[Figure contents as structured data]
⟨

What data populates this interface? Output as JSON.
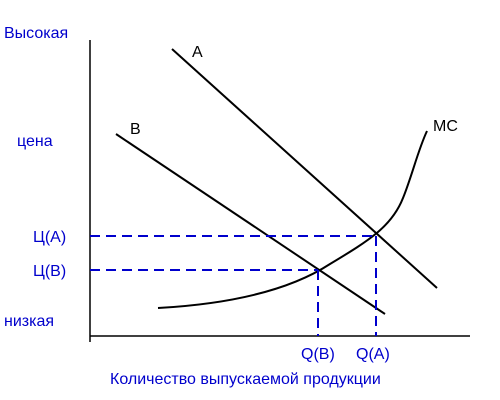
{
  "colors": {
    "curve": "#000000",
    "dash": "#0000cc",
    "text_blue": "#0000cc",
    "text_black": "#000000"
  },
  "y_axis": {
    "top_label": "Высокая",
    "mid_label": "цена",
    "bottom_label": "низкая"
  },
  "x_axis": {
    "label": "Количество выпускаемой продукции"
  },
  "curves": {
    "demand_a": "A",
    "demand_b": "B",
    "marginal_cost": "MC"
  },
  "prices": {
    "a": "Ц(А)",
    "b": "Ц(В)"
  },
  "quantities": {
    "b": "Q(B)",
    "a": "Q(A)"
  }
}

⟩
⟨

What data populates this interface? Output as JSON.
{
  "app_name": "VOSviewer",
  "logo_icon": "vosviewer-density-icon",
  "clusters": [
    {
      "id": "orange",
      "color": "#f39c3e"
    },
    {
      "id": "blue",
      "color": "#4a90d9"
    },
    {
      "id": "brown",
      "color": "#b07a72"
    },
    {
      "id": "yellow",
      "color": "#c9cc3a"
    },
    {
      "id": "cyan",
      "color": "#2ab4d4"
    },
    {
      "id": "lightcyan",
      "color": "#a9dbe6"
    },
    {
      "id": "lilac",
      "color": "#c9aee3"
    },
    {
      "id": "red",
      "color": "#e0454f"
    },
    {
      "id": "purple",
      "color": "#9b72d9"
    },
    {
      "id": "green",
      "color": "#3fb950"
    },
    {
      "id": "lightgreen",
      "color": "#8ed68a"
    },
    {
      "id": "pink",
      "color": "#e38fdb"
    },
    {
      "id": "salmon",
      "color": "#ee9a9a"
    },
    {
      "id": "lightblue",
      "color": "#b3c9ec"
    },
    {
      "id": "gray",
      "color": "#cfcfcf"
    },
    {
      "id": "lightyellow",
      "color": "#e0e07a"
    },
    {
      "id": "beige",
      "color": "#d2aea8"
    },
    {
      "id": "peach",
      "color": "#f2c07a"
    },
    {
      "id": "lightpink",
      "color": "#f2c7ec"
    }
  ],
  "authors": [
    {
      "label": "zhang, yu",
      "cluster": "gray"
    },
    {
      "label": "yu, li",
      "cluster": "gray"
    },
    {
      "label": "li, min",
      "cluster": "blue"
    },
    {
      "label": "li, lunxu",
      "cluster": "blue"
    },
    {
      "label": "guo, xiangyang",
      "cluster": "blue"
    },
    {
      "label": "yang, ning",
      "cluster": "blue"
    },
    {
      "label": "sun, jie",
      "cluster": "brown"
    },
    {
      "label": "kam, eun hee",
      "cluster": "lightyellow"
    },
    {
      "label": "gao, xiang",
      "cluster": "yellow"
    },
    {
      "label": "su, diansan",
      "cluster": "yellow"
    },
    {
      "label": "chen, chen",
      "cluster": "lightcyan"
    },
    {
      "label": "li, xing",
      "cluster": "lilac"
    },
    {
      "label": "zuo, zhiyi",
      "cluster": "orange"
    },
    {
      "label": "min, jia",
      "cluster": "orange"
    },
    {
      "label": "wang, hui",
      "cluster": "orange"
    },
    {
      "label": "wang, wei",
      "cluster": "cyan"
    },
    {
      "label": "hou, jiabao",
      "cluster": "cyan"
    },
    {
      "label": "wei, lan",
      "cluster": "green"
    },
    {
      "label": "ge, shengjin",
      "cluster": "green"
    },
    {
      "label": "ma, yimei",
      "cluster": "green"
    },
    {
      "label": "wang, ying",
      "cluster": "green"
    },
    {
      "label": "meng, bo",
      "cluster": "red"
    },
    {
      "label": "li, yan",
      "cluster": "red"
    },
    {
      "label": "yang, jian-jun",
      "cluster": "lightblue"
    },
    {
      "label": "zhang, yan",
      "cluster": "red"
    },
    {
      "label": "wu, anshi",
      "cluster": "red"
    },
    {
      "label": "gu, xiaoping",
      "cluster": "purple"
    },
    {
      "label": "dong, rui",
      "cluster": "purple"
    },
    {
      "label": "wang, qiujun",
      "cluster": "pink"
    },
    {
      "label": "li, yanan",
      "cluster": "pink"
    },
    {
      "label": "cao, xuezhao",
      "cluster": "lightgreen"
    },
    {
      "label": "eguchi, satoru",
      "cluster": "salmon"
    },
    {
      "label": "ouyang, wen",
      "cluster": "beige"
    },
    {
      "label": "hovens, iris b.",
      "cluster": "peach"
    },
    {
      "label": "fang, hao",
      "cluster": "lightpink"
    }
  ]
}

⟩

--- What is required ---
In the records above, find each line that holds the word "lightyellow"; copy all such lines.

--- Response to the task ---
      "id": "lightyellow",
      "cluster": "lightyellow"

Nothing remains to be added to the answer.